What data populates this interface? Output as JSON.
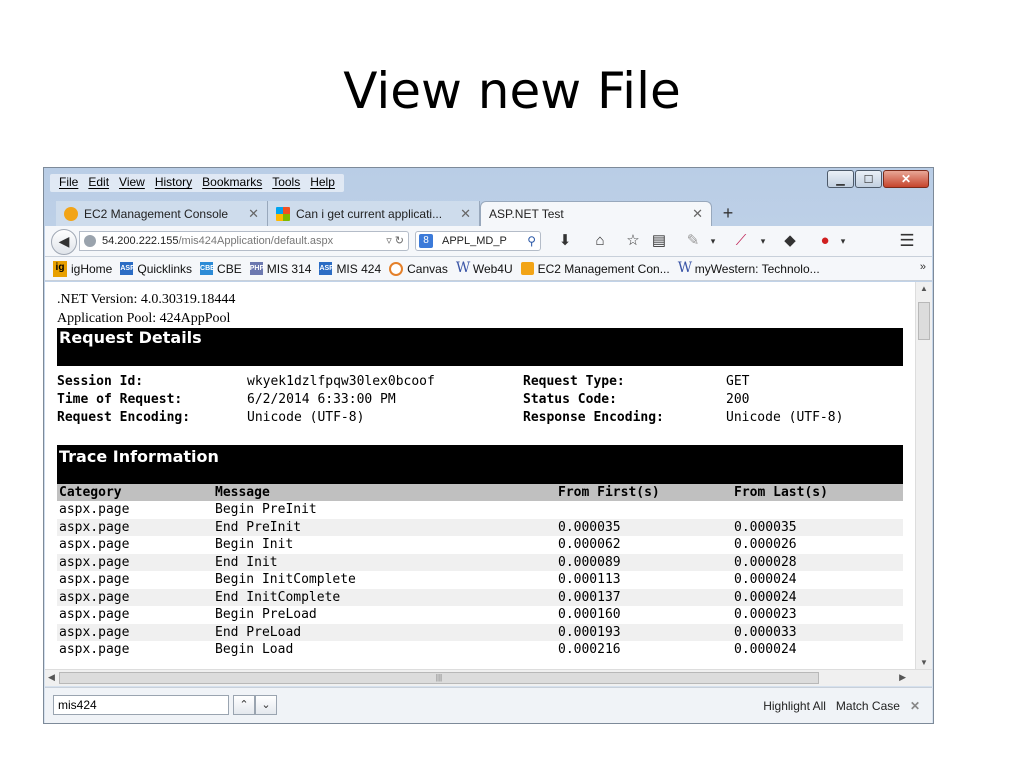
{
  "slide": {
    "title": "View new File"
  },
  "menu": [
    "File",
    "Edit",
    "View",
    "History",
    "Bookmarks",
    "Tools",
    "Help"
  ],
  "tabs": [
    {
      "label": "EC2 Management Console",
      "icon": "cube-icon"
    },
    {
      "label": "Can i get current applicati...",
      "icon": "windows-logo-icon"
    },
    {
      "label": "ASP.NET Test",
      "icon": ""
    }
  ],
  "nav": {
    "url_host": "54.200.222.155",
    "url_path": "/mis424Application/default.aspx",
    "search_engine_glyph": "8",
    "search_text": "APPL_MD_P"
  },
  "bookmarks": [
    {
      "label": "igHome",
      "icon": "ig"
    },
    {
      "label": "Quicklinks",
      "icon": "ASP"
    },
    {
      "label": "CBE",
      "icon": "CBE"
    },
    {
      "label": "MIS 314",
      "icon": "PHP"
    },
    {
      "label": "MIS 424",
      "icon": "ASP"
    },
    {
      "label": "Canvas",
      "icon": "canvas"
    },
    {
      "label": "Web4U",
      "icon": "W"
    },
    {
      "label": "EC2 Management Con...",
      "icon": "cube"
    },
    {
      "label": "myWestern: Technolo...",
      "icon": "W"
    }
  ],
  "page": {
    "net_version": ".NET Version: 4.0.30319.18444",
    "app_pool": "Application Pool: 424AppPool",
    "request_details_title": "Request Details",
    "details_left": [
      {
        "label": "Session Id:",
        "value": "wkyek1dzlfpqw30lex0bcoof"
      },
      {
        "label": "Time of Request:",
        "value": "6/2/2014 6:33:00 PM"
      },
      {
        "label": "Request Encoding:",
        "value": "Unicode (UTF-8)"
      }
    ],
    "details_right": [
      {
        "label": "Request Type:",
        "value": "GET"
      },
      {
        "label": "Status Code:",
        "value": "200"
      },
      {
        "label": "Response Encoding:",
        "value": "Unicode (UTF-8)"
      }
    ],
    "trace_title": "Trace Information",
    "trace_headers": [
      "Category",
      "Message",
      "From First(s)",
      "From Last(s)"
    ],
    "trace_rows": [
      [
        "aspx.page",
        "Begin PreInit",
        "",
        ""
      ],
      [
        "aspx.page",
        "End PreInit",
        "0.000035",
        "0.000035"
      ],
      [
        "aspx.page",
        "Begin Init",
        "0.000062",
        "0.000026"
      ],
      [
        "aspx.page",
        "End Init",
        "0.000089",
        "0.000028"
      ],
      [
        "aspx.page",
        "Begin InitComplete",
        "0.000113",
        "0.000024"
      ],
      [
        "aspx.page",
        "End InitComplete",
        "0.000137",
        "0.000024"
      ],
      [
        "aspx.page",
        "Begin PreLoad",
        "0.000160",
        "0.000023"
      ],
      [
        "aspx.page",
        "End PreLoad",
        "0.000193",
        "0.000033"
      ],
      [
        "aspx.page",
        "Begin Load",
        "0.000216",
        "0.000024"
      ]
    ]
  },
  "findbar": {
    "query": "mis424",
    "highlight_all": "Highlight All",
    "match_case": "Match Case"
  }
}
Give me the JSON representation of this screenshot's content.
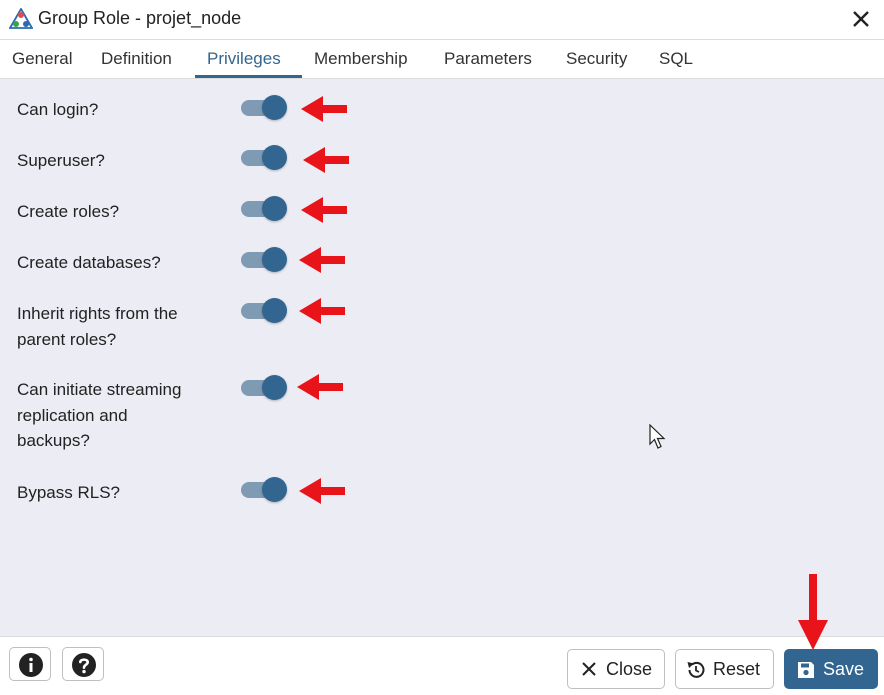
{
  "window": {
    "title": "Group Role - projet_node",
    "app_icon": "pgadmin-triangle-icon",
    "close_icon": "close-icon"
  },
  "tabs": [
    {
      "label": "General",
      "active": false
    },
    {
      "label": "Definition",
      "active": false
    },
    {
      "label": "Privileges",
      "active": true
    },
    {
      "label": "Membership",
      "active": false
    },
    {
      "label": "Parameters",
      "active": false
    },
    {
      "label": "Security",
      "active": false
    },
    {
      "label": "SQL",
      "active": false
    }
  ],
  "privileges": [
    {
      "label": "Can login?",
      "enabled": true
    },
    {
      "label": "Superuser?",
      "enabled": true
    },
    {
      "label": "Create roles?",
      "enabled": true
    },
    {
      "label": "Create databases?",
      "enabled": true
    },
    {
      "label": "Inherit rights from the parent roles?",
      "enabled": true
    },
    {
      "label": "Can initiate streaming replication and backups?",
      "enabled": true
    },
    {
      "label": "Bypass RLS?",
      "enabled": true
    }
  ],
  "footer": {
    "info_icon": "info-icon",
    "help_icon": "help-icon",
    "close_label": "Close",
    "reset_label": "Reset",
    "save_label": "Save"
  },
  "colors": {
    "accent": "#326690",
    "toggle_track": "#7f9ab3",
    "annotation_arrow": "#e8141a",
    "panel_background": "#ebecf4"
  }
}
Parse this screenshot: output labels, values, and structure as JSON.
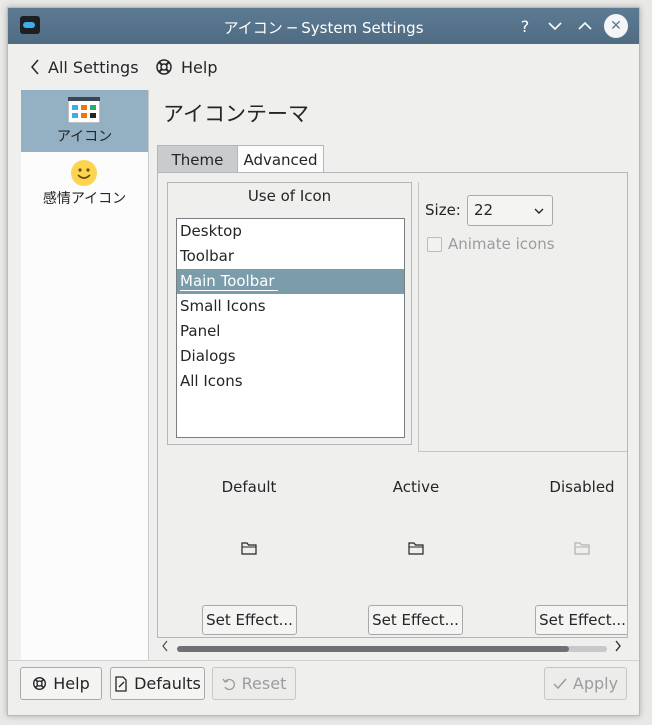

·····

WHAT YOU WILL DO ▸
Copy every line of the listing containing the string "Management".

WRITTEN SOLUTION ▸
      "label": "EC2 Management Console",
      "label": "EC2 Management Con...",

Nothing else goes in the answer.